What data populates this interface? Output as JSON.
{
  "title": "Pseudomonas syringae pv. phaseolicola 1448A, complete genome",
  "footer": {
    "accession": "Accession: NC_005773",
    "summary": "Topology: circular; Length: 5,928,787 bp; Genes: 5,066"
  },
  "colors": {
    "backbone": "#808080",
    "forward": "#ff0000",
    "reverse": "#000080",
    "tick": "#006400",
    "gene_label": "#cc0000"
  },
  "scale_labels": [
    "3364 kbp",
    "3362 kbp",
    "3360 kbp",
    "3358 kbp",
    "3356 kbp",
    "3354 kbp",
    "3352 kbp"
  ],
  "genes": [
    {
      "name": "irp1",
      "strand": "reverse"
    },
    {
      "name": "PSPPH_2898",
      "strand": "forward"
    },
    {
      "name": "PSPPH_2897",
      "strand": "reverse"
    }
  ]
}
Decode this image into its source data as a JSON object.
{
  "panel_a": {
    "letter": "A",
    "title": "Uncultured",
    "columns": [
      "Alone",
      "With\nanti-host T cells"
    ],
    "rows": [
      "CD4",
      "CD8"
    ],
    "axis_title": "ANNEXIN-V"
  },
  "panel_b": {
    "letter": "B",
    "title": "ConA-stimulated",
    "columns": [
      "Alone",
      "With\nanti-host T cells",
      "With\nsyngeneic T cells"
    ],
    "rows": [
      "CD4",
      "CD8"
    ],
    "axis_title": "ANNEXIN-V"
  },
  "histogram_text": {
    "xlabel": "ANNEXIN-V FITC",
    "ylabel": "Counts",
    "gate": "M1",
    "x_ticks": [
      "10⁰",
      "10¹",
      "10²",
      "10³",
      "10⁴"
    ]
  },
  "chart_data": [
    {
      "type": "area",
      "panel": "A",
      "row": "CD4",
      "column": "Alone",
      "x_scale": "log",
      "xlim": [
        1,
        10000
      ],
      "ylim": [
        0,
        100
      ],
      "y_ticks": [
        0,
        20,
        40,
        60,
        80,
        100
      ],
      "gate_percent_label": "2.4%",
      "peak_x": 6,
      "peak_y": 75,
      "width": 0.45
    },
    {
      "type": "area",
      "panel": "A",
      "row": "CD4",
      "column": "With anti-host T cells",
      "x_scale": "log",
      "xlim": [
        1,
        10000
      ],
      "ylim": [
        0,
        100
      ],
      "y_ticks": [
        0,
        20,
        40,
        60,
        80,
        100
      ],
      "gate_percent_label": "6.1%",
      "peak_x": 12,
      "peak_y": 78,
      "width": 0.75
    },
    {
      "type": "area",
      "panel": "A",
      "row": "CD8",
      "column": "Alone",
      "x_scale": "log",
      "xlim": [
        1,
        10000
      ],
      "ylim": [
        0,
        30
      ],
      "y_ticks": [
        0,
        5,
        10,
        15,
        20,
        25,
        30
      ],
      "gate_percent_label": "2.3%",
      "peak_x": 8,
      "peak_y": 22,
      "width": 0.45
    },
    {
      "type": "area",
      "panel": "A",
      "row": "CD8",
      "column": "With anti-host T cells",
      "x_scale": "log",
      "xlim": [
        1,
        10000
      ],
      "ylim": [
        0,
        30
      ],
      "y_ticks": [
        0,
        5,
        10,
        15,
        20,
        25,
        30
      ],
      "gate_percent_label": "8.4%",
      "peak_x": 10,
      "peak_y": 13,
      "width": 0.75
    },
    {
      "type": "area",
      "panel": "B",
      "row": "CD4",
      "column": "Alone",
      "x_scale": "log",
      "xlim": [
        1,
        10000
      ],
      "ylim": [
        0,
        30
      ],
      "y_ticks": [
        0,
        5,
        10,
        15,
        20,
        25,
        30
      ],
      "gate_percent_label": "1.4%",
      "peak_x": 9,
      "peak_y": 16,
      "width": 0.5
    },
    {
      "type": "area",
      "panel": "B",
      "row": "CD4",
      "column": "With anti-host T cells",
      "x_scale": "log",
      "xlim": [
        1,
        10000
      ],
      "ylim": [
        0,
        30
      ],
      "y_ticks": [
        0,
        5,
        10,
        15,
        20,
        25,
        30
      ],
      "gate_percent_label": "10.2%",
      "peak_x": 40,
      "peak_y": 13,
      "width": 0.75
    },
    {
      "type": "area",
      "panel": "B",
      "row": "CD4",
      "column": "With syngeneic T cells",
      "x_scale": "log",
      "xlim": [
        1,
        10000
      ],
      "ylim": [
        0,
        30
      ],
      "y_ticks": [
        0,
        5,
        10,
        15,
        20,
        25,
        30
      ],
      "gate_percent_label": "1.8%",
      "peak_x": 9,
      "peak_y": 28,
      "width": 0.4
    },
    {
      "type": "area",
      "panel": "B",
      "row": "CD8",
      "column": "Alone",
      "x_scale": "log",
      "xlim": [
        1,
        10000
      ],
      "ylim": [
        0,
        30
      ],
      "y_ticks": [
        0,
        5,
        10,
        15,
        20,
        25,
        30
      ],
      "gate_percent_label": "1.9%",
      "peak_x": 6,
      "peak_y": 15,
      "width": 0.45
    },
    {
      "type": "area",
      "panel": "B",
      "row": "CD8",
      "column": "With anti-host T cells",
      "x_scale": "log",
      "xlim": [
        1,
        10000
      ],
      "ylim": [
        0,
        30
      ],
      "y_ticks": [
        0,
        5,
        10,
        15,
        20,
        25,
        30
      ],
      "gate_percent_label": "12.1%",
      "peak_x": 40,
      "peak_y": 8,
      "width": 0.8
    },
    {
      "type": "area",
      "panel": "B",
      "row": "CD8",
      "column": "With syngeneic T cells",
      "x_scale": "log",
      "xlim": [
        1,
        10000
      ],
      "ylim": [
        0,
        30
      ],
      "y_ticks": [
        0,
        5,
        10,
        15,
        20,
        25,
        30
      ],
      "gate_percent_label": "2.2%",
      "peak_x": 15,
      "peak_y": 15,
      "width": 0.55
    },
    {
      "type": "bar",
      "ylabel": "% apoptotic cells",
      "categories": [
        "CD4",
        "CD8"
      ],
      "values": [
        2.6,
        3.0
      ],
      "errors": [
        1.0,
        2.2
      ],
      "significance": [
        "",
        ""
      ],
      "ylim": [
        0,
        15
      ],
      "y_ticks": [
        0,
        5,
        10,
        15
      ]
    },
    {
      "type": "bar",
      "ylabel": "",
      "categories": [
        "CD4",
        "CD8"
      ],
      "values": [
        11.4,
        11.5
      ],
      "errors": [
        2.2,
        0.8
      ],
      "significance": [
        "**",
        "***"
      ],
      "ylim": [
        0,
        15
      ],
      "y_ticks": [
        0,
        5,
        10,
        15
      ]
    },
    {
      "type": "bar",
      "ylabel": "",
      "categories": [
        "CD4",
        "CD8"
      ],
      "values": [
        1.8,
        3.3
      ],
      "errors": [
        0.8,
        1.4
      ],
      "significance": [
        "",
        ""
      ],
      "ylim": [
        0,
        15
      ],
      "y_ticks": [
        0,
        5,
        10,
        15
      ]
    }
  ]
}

★ ★ ★ ★

▸ What the task requires
Write out the full listing, keeping every line exactly as it is.

▸ Task solution
What data populates this interface? Output as JSON.
{
  "title": "Pseudomonas syringae pv. phaseolicola 1448A, complete genome",
  "footer": {
    "accession": "Accession: NC_005773",
    "summary": "Topology: circular; Length: 5,928,787 bp; Genes: 5,066"
  },
  "colors": {
    "backbone": "#808080",
    "forward": "#ff0000",
    "reverse": "#000080",
    "tick": "#006400",
    "gene_label": "#cc0000"
  },
  "scale_labels": [
    "3364 kbp",
    "3362 kbp",
    "3360 kbp",
    "3358 kbp",
    "3356 kbp",
    "3354 kbp",
    "3352 kbp"
  ],
  "genes": [
    {
      "name": "irp1",
      "strand": "reverse"
    },
    {
      "name": "PSPPH_2898",
      "strand": "forward"
    },
    {
      "name": "PSPPH_2897",
      "strand": "reverse"
    }
  ]
}
Decode this image into its source data as a JSON object.
{
  "panel_a": {
    "letter": "A",
    "title": "Uncultured",
    "columns": [
      "Alone",
      "With\nanti-host T cells"
    ],
    "rows": [
      "CD4",
      "CD8"
    ],
    "axis_title": "ANNEXIN-V"
  },
  "panel_b": {
    "letter": "B",
    "title": "ConA-stimulated",
    "columns": [
      "Alone",
      "With\nanti-host T cells",
      "With\nsyngeneic T cells"
    ],
    "rows": [
      "CD4",
      "CD8"
    ],
    "axis_title": "ANNEXIN-V"
  },
  "histogram_text": {
    "xlabel": "ANNEXIN-V FITC",
    "ylabel": "Counts",
    "gate": "M1",
    "x_ticks": [
      "10⁰",
      "10¹",
      "10²",
      "10³",
      "10⁴"
    ]
  },
  "chart_data": [
    {
      "type": "area",
      "panel": "A",
      "row": "CD4",
      "column": "Alone",
      "x_scale": "log",
      "xlim": [
        1,
        10000
      ],
      "ylim": [
        0,
        100
      ],
      "y_ticks": [
        0,
        20,
        40,
        60,
        80,
        100
      ],
      "gate_percent_label": "2.4%",
      "peak_x": 6,
      "peak_y": 75,
      "width": 0.45
    },
    {
      "type": "area",
      "panel": "A",
      "row": "CD4",
      "column": "With anti-host T cells",
      "x_scale": "log",
      "xlim": [
        1,
        10000
      ],
      "ylim": [
        0,
        100
      ],
      "y_ticks": [
        0,
        20,
        40,
        60,
        80,
        100
      ],
      "gate_percent_label": "6.1%",
      "peak_x": 12,
      "peak_y": 78,
      "width": 0.75
    },
    {
      "type": "area",
      "panel": "A",
      "row": "CD8",
      "column": "Alone",
      "x_scale": "log",
      "xlim": [
        1,
        10000
      ],
      "ylim": [
        0,
        30
      ],
      "y_ticks": [
        0,
        5,
        10,
        15,
        20,
        25,
        30
      ],
      "gate_percent_label": "2.3%",
      "peak_x": 8,
      "peak_y": 22,
      "width": 0.45
    },
    {
      "type": "area",
      "panel": "A",
      "row": "CD8",
      "column": "With anti-host T cells",
      "x_scale": "log",
      "xlim": [
        1,
        10000
      ],
      "ylim": [
        0,
        30
      ],
      "y_ticks": [
        0,
        5,
        10,
        15,
        20,
        25,
        30
      ],
      "gate_percent_label": "8.4%",
      "peak_x": 10,
      "peak_y": 13,
      "width": 0.75
    },
    {
      "type": "area",
      "panel": "B",
      "row": "CD4",
      "column": "Alone",
      "x_scale": "log",
      "xlim": [
        1,
        10000
      ],
      "ylim": [
        0,
        30
      ],
      "y_ticks": [
        0,
        5,
        10,
        15,
        20,
        25,
        30
      ],
      "gate_percent_label": "1.4%",
      "peak_x": 9,
      "peak_y": 16,
      "width": 0.5
    },
    {
      "type": "area",
      "panel": "B",
      "row": "CD4",
      "column": "With anti-host T cells",
      "x_scale": "log",
      "xlim": [
        1,
        10000
      ],
      "ylim": [
        0,
        30
      ],
      "y_ticks": [
        0,
        5,
        10,
        15,
        20,
        25,
        30
      ],
      "gate_percent_label": "10.2%",
      "peak_x": 40,
      "peak_y": 13,
      "width": 0.75
    },
    {
      "type": "area",
      "panel": "B",
      "row": "CD4",
      "column": "With syngeneic T cells",
      "x_scale": "log",
      "xlim": [
        1,
        10000
      ],
      "ylim": [
        0,
        30
      ],
      "y_ticks": [
        0,
        5,
        10,
        15,
        20,
        25,
        30
      ],
      "gate_percent_label": "1.8%",
      "peak_x": 9,
      "peak_y": 28,
      "width": 0.4
    },
    {
      "type": "area",
      "panel": "B",
      "row": "CD8",
      "column": "Alone",
      "x_scale": "log",
      "xlim": [
        1,
        10000
      ],
      "ylim": [
        0,
        30
      ],
      "y_ticks": [
        0,
        5,
        10,
        15,
        20,
        25,
        30
      ],
      "gate_percent_label": "1.9%",
      "peak_x": 6,
      "peak_y": 15,
      "width": 0.45
    },
    {
      "type": "area",
      "panel": "B",
      "row": "CD8",
      "column": "With anti-host T cells",
      "x_scale": "log",
      "xlim": [
        1,
        10000
      ],
      "ylim": [
        0,
        30
      ],
      "y_ticks": [
        0,
        5,
        10,
        15,
        20,
        25,
        30
      ],
      "gate_percent_label": "12.1%",
      "peak_x": 40,
      "peak_y": 8,
      "width": 0.8
    },
    {
      "type": "area",
      "panel": "B",
      "row": "CD8",
      "column": "With syngeneic T cells",
      "x_scale": "log",
      "xlim": [
        1,
        10000
      ],
      "ylim": [
        0,
        30
      ],
      "y_ticks": [
        0,
        5,
        10,
        15,
        20,
        25,
        30
      ],
      "gate_percent_label": "2.2%",
      "peak_x": 15,
      "peak_y": 15,
      "width": 0.55
    },
    {
      "type": "bar",
      "ylabel": "% apoptotic cells",
      "categories": [
        "CD4",
        "CD8"
      ],
      "values": [
        2.6,
        3.0
      ],
      "errors": [
        1.0,
        2.2
      ],
      "significance": [
        "",
        ""
      ],
      "ylim": [
        0,
        15
      ],
      "y_ticks": [
        0,
        5,
        10,
        15
      ]
    },
    {
      "type": "bar",
      "ylabel": "",
      "categories": [
        "CD4",
        "CD8"
      ],
      "values": [
        11.4,
        11.5
      ],
      "errors": [
        2.2,
        0.8
      ],
      "significance": [
        "**",
        "***"
      ],
      "ylim": [
        0,
        15
      ],
      "y_ticks": [
        0,
        5,
        10,
        15
      ]
    },
    {
      "type": "bar",
      "ylabel": "",
      "categories": [
        "CD4",
        "CD8"
      ],
      "values": [
        1.8,
        3.3
      ],
      "errors": [
        0.8,
        1.4
      ],
      "significance": [
        "",
        ""
      ],
      "ylim": [
        0,
        15
      ],
      "y_ticks": [
        0,
        5,
        10,
        15
      ]
    }
  ]
}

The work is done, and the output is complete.